-------- Source text --------

Answer:
A. Since the 3 angles in ∆ABC are congruent to the corresponding 3 angles in ∆A'B'C', therefore, ∆ABC is similar to ∆A'B'C'.
B. A'B' = 30
Step-by-step explanation:
A. Two triangles are said to be similar if their corresponding angles are congruent to each other.
To know whether ∆ABC and ∆A'B'C' are similar, let's find the measure of their angles each, and see if their corresponding angles are congruent to each other.
∆ABC:
m<A = 59°
m<B = 37°
m<C = 180 - (37 + 59) = 84°
∆A'B'C':
m<A' = 59°
m<B' = 180 - (59 + 84) = 37°
m<C' = 84°
As we can see,
Angle A is congruent to Angle A'
Angle B is congruent to Angle B'
Angle C is congruent to Angle C'
Therefore, since the 3 angles in ∆ABC are congruent to the corresponding 3 angles in ∆A'B'C', therefore, ∆ABC is similar to ∆A'B'C'.
B. AC = 8; A'C' = 12; AB = 20
Since ∆ABC is similar to ∆A'B'C', the ratio of their corresponding sides would be equal.
Therefore:
AC/A'C' = AB/A'B'
Plug in the values into the equation
8/12 = 20/A'B'
Cross multiply
A'B'*8 = 20*12
A'B'*8= 240
Divide both sides by 8
A'B' = 240/8
A'B' = 30

--------

** Written problem **
Rewrite the triangle solution from "B. A'B' = 30" to "see if their corresponding angles are congruent to each other.", changing "corresponding angles" to "matching angles".

-------- Stored records --------

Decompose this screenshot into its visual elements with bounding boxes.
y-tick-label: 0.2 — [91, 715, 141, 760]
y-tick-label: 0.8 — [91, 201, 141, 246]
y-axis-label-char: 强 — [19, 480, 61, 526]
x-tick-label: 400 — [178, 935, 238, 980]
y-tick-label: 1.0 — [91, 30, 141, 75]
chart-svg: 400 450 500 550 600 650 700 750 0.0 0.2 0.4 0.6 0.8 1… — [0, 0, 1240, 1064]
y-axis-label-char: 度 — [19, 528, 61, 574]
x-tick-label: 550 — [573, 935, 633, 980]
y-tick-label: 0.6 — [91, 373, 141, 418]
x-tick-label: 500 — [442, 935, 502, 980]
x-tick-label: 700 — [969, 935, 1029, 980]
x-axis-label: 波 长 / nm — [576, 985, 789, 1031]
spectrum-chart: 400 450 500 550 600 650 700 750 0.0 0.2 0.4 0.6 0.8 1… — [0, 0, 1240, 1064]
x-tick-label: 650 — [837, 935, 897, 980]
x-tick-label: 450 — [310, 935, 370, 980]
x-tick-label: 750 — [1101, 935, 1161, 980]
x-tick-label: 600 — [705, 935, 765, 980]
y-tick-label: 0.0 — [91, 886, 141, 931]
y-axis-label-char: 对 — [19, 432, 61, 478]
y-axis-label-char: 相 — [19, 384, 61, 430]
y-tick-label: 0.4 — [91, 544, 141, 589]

--------

** Answer in full **
B. A'B' = 30
Step-by-step explanation:
A. Two triangles are said to be similar if their matching angles are congruent to each other.
To know whether ∆ABC and ∆A'B'C' are similar, let's find the measure of their angles each, and see if their matching angles are congruent to each other.